#### TASK DESCRIPTION:
Of all the lines in the material, how many include the word "content"? Give only the number.

----- AVAILABLE DATA -----

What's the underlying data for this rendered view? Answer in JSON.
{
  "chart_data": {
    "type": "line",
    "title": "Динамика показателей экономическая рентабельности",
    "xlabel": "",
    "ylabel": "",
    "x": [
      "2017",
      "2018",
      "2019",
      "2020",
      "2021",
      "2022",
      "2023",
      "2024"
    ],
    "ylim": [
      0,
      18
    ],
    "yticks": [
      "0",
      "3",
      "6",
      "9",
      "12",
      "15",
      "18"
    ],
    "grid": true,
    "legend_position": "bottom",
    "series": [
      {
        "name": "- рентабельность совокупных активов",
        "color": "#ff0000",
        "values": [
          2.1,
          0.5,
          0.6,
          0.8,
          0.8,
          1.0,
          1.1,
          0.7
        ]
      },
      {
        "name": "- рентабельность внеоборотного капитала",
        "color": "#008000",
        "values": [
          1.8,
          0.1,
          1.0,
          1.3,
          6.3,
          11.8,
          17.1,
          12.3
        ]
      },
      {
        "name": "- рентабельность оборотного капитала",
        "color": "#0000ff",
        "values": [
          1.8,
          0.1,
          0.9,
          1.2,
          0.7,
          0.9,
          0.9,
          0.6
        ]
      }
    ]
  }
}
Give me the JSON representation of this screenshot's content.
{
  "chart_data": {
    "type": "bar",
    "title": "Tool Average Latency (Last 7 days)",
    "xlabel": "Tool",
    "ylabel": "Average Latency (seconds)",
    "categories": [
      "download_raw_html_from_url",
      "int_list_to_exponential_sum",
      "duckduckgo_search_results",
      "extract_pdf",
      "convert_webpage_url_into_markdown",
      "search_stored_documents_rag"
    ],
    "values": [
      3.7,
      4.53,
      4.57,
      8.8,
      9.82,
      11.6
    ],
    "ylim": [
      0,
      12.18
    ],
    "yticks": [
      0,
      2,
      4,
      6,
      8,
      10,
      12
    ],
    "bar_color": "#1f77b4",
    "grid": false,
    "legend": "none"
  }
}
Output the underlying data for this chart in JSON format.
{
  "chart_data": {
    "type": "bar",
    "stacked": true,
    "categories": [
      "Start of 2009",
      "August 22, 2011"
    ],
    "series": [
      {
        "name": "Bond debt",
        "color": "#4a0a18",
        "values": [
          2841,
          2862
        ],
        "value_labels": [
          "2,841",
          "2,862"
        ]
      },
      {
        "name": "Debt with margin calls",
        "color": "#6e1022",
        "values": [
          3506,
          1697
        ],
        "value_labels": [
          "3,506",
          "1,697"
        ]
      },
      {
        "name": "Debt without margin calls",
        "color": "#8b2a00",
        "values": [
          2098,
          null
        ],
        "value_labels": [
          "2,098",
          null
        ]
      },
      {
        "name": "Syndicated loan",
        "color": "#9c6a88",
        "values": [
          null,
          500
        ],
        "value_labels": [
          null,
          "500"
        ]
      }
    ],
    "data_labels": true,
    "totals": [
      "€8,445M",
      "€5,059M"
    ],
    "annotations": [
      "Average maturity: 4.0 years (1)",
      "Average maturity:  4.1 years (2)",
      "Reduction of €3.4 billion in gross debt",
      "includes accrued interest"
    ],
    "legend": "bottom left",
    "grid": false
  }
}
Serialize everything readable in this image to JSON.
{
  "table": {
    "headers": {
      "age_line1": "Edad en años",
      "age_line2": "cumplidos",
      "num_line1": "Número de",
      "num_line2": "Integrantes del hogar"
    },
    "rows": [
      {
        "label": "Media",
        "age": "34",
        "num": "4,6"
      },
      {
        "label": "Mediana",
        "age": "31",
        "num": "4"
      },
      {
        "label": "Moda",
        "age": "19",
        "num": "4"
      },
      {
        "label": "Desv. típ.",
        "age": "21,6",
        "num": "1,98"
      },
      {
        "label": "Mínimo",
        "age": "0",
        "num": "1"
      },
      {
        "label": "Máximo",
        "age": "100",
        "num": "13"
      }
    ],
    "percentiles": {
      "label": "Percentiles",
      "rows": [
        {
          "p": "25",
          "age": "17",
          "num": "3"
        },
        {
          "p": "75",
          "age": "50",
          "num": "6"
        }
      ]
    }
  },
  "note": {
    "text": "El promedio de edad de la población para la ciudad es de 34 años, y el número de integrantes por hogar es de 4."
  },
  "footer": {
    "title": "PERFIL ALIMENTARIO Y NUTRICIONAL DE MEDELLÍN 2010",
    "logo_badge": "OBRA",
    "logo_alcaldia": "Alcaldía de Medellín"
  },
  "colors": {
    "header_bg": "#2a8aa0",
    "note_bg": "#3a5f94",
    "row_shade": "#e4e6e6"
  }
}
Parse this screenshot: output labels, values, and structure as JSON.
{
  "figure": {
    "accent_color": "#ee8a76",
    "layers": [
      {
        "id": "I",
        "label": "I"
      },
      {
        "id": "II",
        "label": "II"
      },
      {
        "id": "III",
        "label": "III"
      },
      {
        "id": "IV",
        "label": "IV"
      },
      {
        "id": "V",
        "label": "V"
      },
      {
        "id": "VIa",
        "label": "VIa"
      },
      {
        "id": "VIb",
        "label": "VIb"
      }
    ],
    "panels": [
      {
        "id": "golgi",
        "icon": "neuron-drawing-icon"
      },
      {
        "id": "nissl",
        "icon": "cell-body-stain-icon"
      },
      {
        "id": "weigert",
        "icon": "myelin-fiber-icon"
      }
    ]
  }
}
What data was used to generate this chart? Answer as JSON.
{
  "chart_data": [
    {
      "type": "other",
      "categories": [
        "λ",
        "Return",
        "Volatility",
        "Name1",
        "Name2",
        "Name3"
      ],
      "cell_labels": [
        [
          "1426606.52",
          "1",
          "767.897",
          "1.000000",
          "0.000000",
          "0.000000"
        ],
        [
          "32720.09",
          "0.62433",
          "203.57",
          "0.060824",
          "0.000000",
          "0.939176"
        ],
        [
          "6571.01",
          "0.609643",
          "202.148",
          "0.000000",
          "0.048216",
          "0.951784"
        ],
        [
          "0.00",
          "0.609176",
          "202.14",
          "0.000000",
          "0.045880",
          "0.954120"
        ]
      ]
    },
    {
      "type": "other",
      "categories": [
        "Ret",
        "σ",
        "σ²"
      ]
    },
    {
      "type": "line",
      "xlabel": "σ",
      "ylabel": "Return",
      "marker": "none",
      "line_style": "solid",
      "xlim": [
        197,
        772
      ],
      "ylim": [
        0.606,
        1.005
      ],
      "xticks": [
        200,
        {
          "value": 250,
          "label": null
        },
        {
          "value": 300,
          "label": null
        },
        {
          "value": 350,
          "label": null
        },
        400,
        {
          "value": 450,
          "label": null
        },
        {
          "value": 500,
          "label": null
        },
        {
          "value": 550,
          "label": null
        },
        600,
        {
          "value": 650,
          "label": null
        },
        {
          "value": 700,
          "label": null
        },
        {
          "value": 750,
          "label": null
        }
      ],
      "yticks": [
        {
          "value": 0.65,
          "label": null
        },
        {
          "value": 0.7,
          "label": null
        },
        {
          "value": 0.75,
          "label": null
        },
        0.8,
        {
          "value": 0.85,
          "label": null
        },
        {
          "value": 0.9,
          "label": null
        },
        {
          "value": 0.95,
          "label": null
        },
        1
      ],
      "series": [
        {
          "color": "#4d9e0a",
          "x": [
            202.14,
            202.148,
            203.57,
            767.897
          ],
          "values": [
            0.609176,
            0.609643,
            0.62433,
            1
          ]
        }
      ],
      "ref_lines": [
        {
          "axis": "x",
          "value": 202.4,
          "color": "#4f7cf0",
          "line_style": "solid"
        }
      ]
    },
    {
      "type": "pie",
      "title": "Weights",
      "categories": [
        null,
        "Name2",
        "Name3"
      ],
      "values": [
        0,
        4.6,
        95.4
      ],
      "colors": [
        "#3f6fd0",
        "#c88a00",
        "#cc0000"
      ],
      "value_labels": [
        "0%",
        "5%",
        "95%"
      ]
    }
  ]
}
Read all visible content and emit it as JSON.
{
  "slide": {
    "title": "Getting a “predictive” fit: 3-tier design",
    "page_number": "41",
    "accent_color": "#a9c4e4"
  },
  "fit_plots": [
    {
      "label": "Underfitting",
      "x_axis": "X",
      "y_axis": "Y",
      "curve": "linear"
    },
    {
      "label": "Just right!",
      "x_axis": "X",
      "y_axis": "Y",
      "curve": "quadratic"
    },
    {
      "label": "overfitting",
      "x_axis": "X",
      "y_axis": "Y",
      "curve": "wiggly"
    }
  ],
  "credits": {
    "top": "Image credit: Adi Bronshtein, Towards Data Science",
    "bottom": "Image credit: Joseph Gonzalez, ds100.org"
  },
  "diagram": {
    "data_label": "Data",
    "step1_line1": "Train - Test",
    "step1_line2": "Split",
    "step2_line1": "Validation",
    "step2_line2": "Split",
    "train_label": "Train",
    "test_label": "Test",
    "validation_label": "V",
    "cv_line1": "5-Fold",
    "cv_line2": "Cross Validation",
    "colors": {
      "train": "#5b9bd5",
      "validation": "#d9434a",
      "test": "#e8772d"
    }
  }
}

-----

#### TASK RESULT:
2